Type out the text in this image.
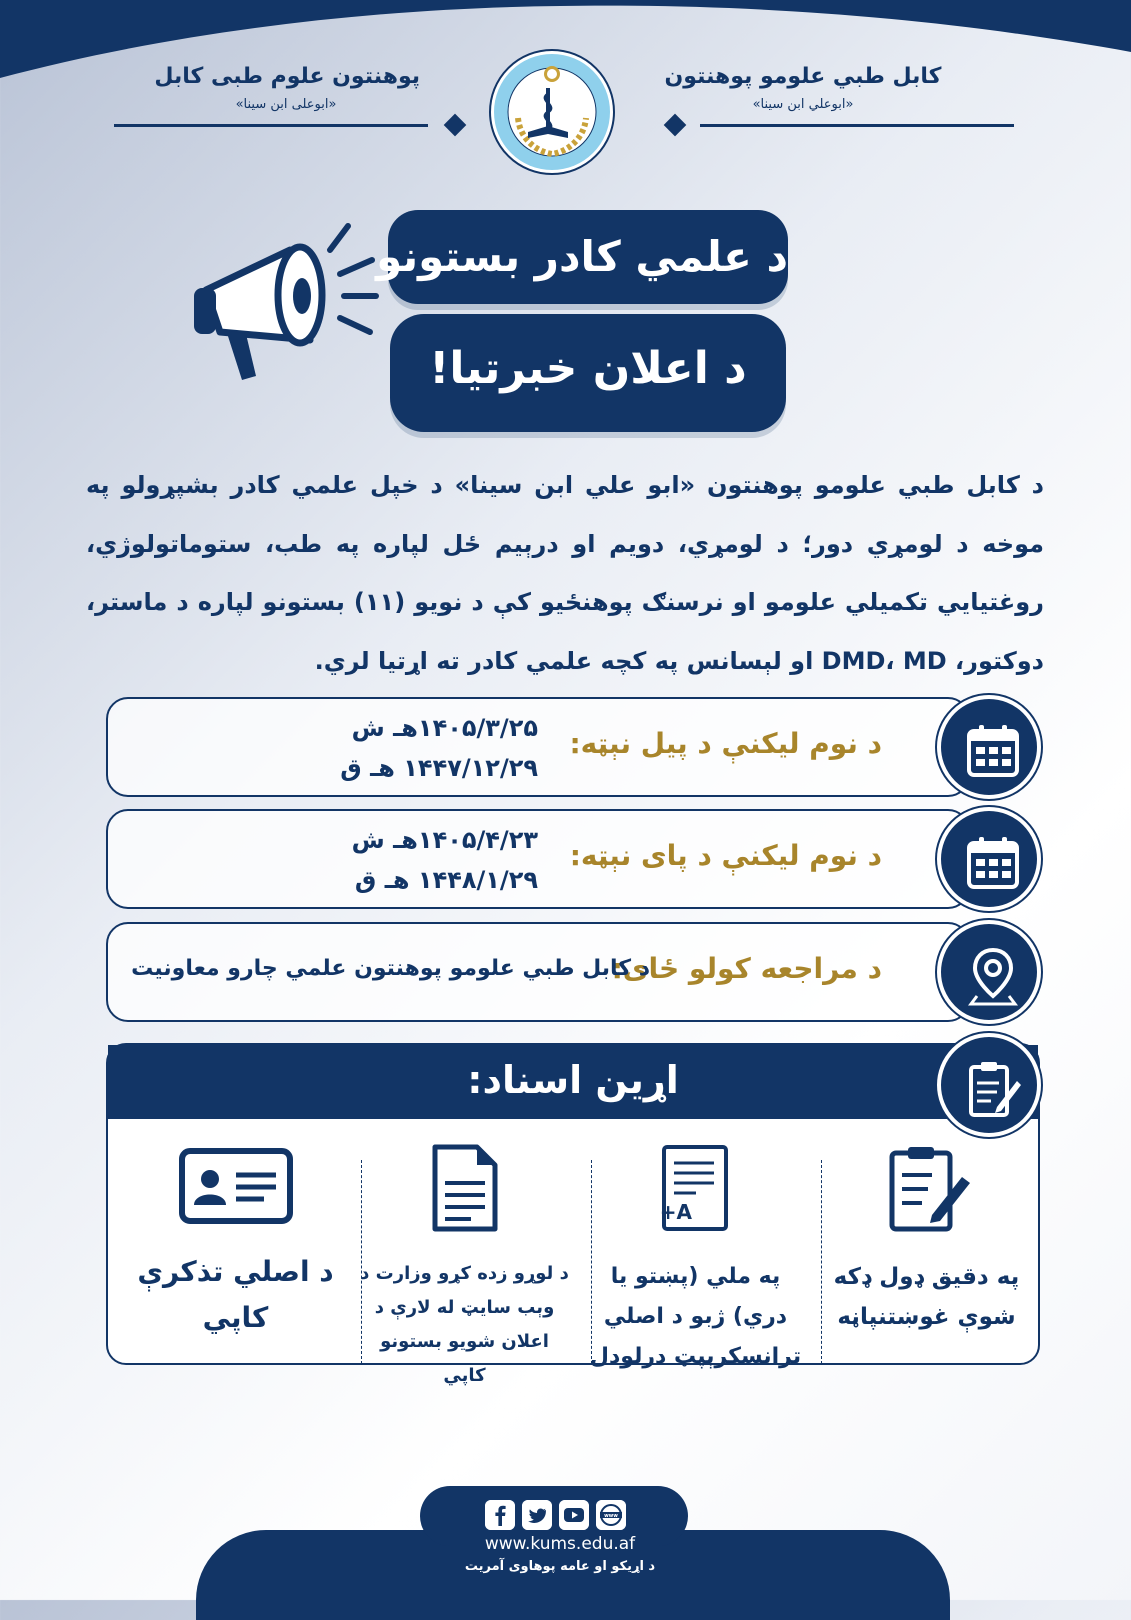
کابل طبي علومو پوهنتون
«ابوعلي ابن سينا»
پوهنتون علوم طبی کابل
«ابوعلی ابن سینا»
د علمي کادر بستونو
د اعلان خبرتیا!
د کابل طبي علومو پوهنتون «ابو علي ابن سينا» د خپل علمي کادر بشپړولو په موخه د لومړي دور؛ د لومړي، دويم او درېيم ځل لپاره په طب، ستوماتولوژي، روغتيايي تکميلي علومو او نرسنګ پوهنځيو کې د نويو (۱۱) بستونو لپاره د ماستر، دوکتور، DMD، MD او لېسانس په کچه علمي کادر ته اړتيا لري.
د نوم لیکنې د پیل نېټه:
۱۴۰۵/۳/۲۵هـ ش
۱۴۴۷/۱۲/۲۹ هـ ق
د نوم لیکنې د پای نېټه:
۱۴۰۵/۴/۲۳هـ ش
۱۴۴۸/۱/۲۹ هـ ق
د مراجعه کولو ځای:
د کابل طبي علومو پوهنتون علمي چارو معاونيت
اړین اسناد:
په دقیق ډول ډکه شوې غوښتنپاڼه
A+
په ملي (پښتو یا دري) ژبو د اصلي ترانسکرېپټ درلودل
د لوړو زده کړو وزارت د وېب سایټ له لارې د اعلان شویو بستونو کاپي
د اصلي تذکرې کاپي
www
www.kums.edu.af
د اړیکو او عامه پوهاوی آمریت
━━━━━━━━━━━━━━━━━━━━━━━━━━━━━━
Find the string "کاپي" in the entries above and return each line that holds it.

RESPONSE BELOW ::
د لوړو زده کړو وزارت د وېب سایټ له لارې د اعلان شویو بستونو کاپي
د اصلي تذکرې کاپي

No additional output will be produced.